▶ _Written problem_: Reproduce all the lines exactly as they stand, apart from the pictures.

▶ _Provided information_:

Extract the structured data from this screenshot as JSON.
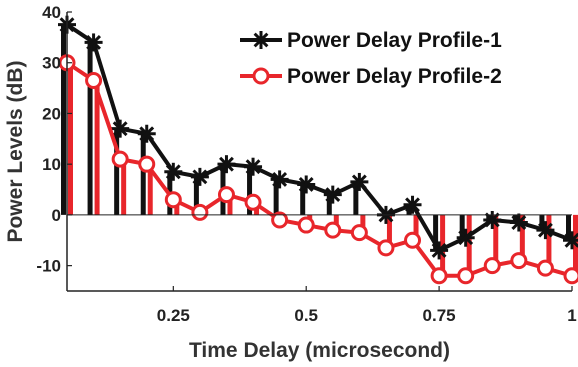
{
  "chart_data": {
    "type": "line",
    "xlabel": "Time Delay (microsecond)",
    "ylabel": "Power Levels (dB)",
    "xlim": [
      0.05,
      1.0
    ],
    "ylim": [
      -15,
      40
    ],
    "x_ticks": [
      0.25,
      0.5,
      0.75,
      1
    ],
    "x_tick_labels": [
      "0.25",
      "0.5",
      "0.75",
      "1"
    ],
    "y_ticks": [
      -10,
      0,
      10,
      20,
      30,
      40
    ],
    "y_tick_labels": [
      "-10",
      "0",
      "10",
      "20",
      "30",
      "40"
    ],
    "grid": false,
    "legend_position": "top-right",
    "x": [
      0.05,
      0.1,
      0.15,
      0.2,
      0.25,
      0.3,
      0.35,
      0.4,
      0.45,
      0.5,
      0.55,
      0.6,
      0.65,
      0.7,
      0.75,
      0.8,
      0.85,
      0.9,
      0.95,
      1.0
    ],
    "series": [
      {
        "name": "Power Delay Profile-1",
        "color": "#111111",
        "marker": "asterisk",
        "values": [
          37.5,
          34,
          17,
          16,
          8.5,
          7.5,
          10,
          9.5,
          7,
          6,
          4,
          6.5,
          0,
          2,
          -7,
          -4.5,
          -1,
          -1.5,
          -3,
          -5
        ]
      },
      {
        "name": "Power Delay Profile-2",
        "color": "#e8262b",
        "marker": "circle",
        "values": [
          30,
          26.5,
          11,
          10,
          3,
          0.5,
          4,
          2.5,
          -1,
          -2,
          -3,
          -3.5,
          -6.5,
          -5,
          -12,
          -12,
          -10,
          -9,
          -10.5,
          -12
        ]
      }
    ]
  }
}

▶ _The completed task_:
Extract the structured data from this screenshot as JSON.
{
  "chart_data": {
    "type": "line",
    "xlabel": "Time Delay (microsecond)",
    "ylabel": "Power Levels (dB)",
    "xlim": [
      0.05,
      1.0
    ],
    "ylim": [
      -15,
      40
    ],
    "x_ticks": [
      0.25,
      0.5,
      0.75,
      1
    ],
    "x_tick_labels": [
      "0.25",
      "0.5",
      "0.75",
      "1"
    ],
    "y_ticks": [
      -10,
      0,
      10,
      20,
      30,
      40
    ],
    "y_tick_labels": [
      "-10",
      "0",
      "10",
      "20",
      "30",
      "40"
    ],
    "grid": false,
    "legend_position": "top-right",
    "x": [
      0.05,
      0.1,
      0.15,
      0.2,
      0.25,
      0.3,
      0.35,
      0.4,
      0.45,
      0.5,
      0.55,
      0.6,
      0.65,
      0.7,
      0.75,
      0.8,
      0.85,
      0.9,
      0.95,
      1.0
    ],
    "series": [
      {
        "name": "Power Delay Profile-1",
        "color": "#111111",
        "marker": "asterisk",
        "values": [
          37.5,
          34,
          17,
          16,
          8.5,
          7.5,
          10,
          9.5,
          7,
          6,
          4,
          6.5,
          0,
          2,
          -7,
          -4.5,
          -1,
          -1.5,
          -3,
          -5
        ]
      },
      {
        "name": "Power Delay Profile-2",
        "color": "#e8262b",
        "marker": "circle",
        "values": [
          30,
          26.5,
          11,
          10,
          3,
          0.5,
          4,
          2.5,
          -1,
          -2,
          -3,
          -3.5,
          -6.5,
          -5,
          -12,
          -12,
          -10,
          -9,
          -10.5,
          -12
        ]
      }
    ]
  }
}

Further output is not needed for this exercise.